TASK TO COMPLETE →
Within the material below, find each line bearing the word "name" and present it.

EXTRACTED INFORMATION →
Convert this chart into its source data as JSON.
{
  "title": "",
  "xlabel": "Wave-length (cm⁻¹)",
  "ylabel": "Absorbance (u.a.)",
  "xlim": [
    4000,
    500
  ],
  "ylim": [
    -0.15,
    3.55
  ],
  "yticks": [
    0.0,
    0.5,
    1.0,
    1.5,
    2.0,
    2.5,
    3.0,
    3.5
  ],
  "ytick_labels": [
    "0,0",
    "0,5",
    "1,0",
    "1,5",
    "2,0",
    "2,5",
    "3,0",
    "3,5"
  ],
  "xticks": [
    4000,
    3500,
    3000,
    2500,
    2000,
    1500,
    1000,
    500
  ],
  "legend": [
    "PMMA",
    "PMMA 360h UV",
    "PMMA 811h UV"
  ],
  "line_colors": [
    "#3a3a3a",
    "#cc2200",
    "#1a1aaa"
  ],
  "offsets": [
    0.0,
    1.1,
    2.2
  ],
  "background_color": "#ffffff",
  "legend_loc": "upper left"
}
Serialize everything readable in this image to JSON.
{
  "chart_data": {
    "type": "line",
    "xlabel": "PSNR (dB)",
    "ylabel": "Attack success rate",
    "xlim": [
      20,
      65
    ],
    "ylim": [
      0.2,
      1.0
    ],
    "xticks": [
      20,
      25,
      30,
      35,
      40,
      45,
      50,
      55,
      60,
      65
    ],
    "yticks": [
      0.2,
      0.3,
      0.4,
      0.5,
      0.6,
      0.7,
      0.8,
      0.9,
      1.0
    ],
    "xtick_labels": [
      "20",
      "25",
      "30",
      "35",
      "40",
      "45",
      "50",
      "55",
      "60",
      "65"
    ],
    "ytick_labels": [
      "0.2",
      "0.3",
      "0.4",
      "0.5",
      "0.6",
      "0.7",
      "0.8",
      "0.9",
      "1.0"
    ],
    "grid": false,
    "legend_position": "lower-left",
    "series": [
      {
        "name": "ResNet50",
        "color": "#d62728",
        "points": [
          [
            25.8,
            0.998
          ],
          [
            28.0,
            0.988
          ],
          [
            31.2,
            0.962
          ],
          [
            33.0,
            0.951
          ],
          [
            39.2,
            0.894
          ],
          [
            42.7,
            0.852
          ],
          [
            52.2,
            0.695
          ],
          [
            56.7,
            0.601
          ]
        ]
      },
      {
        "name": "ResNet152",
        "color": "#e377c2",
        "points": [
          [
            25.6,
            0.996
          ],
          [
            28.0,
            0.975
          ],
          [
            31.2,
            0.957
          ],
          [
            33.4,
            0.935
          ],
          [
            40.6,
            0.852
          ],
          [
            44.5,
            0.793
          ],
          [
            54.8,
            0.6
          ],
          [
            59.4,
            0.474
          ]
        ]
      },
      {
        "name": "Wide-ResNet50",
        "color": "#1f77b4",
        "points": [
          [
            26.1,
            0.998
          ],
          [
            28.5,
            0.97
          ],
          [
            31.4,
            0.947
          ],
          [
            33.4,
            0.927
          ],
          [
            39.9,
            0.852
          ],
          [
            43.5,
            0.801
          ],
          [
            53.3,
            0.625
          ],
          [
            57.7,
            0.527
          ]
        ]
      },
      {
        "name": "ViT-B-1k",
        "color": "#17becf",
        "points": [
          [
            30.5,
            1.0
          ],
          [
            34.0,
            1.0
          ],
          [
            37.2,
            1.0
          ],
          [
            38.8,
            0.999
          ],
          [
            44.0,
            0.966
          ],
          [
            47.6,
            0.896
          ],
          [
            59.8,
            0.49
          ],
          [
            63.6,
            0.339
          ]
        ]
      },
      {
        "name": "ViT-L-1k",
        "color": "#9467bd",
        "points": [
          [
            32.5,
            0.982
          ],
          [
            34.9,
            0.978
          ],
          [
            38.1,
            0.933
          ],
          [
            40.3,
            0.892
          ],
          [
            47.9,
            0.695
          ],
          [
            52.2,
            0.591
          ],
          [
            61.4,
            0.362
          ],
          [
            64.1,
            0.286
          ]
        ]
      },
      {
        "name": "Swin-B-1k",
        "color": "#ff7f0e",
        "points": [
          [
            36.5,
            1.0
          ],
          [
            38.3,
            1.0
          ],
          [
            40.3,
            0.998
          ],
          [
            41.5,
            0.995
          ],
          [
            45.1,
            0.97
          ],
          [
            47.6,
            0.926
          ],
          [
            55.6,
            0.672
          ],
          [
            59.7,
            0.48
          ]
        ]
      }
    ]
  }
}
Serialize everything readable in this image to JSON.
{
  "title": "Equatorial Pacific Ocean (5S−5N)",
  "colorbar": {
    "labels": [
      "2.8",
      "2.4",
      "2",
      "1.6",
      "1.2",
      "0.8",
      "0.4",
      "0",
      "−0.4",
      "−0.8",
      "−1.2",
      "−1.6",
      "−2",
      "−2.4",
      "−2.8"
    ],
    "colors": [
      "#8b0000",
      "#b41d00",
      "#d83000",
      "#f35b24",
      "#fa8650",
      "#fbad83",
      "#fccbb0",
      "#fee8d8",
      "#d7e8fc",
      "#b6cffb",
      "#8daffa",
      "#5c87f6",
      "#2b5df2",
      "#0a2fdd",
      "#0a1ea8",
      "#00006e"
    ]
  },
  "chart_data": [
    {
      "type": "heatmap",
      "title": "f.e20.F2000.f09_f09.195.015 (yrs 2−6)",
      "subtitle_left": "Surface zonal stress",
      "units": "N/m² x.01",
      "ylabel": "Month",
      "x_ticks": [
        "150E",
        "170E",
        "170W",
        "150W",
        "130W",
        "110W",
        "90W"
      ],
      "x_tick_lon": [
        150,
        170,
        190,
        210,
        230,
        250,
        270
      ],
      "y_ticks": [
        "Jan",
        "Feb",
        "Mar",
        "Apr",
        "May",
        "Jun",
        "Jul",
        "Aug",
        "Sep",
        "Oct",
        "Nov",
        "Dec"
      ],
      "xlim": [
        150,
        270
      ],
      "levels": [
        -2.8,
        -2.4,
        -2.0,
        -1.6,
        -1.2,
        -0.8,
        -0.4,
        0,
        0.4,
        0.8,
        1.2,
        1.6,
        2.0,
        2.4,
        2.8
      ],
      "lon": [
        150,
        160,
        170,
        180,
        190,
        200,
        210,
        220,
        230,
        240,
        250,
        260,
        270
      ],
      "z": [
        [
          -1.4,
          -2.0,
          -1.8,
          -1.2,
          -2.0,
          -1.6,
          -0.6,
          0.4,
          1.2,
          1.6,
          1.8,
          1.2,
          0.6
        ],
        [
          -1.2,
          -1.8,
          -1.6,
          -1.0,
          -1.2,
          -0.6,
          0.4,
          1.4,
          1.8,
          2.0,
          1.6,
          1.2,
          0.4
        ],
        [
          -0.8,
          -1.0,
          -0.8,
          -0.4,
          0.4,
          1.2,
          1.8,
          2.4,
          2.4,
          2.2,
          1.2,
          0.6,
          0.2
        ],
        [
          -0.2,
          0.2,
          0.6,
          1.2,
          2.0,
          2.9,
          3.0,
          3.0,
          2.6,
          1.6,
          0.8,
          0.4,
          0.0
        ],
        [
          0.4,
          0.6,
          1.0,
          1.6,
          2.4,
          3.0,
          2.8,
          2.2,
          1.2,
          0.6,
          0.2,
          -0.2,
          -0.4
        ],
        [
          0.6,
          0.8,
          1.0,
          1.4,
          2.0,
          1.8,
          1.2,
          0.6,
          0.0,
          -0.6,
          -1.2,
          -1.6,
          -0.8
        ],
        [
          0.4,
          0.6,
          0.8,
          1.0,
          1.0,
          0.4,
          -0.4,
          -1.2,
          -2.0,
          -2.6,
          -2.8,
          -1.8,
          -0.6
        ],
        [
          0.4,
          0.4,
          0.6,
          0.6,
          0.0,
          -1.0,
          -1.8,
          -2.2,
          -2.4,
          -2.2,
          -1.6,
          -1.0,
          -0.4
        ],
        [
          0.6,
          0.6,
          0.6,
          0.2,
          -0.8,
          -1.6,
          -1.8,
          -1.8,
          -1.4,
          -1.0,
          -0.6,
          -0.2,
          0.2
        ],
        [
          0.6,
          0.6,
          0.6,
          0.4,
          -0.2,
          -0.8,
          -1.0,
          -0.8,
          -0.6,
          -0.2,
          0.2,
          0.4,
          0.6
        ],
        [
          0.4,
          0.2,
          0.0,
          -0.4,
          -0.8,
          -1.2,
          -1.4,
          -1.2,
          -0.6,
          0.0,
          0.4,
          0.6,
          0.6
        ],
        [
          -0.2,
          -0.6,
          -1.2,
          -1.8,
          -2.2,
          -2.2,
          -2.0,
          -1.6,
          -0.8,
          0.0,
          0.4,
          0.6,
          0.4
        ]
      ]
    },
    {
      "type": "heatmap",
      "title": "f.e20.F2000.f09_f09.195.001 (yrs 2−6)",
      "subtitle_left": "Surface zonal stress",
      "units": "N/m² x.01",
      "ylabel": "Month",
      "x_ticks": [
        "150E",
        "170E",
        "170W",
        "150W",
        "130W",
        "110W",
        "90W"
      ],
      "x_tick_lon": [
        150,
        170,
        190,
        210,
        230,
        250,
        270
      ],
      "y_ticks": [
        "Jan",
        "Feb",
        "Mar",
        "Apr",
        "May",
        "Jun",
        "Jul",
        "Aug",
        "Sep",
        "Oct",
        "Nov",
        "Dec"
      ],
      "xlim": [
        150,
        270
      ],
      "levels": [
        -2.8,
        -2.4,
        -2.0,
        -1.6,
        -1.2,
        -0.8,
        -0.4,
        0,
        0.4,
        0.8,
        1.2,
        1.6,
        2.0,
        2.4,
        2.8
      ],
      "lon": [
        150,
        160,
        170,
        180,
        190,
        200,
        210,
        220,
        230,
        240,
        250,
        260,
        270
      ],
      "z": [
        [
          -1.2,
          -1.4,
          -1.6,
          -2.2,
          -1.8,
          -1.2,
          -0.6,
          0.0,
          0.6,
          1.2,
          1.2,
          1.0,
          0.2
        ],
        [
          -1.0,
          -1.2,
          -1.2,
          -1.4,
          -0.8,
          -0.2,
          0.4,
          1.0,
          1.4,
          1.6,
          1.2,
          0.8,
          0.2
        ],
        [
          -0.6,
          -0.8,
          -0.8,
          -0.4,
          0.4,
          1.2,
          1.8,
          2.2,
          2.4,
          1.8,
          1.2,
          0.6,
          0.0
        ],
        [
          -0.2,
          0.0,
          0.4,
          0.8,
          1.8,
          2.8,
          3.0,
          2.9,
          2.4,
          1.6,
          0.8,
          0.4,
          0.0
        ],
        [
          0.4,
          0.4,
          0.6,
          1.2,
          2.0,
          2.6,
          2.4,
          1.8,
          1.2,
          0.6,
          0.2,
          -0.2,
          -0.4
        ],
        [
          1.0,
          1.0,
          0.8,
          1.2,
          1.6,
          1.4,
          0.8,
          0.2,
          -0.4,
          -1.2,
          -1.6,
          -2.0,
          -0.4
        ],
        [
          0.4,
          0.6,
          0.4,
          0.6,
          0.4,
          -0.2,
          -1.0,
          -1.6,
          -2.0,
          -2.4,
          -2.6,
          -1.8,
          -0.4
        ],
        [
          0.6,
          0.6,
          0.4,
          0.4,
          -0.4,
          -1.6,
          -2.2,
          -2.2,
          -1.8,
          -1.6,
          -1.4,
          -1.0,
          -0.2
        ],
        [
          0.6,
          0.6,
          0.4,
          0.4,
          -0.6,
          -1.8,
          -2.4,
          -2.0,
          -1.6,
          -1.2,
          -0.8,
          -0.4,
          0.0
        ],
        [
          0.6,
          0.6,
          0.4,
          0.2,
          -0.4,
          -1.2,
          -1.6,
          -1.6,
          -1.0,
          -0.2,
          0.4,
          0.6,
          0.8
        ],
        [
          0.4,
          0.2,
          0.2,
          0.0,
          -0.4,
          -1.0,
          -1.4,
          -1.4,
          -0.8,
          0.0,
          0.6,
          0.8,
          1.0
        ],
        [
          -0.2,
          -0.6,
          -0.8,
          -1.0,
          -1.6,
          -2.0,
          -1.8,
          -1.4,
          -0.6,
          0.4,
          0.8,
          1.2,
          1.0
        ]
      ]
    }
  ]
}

REPLY TO THE EXERCISE →
        "name": "ResNet50",
        "name": "ResNet152",
        "name": "Wide-ResNet50",
        "name": "ViT-B-1k",
        "name": "ViT-L-1k",
        "name": "Swin-B-1k",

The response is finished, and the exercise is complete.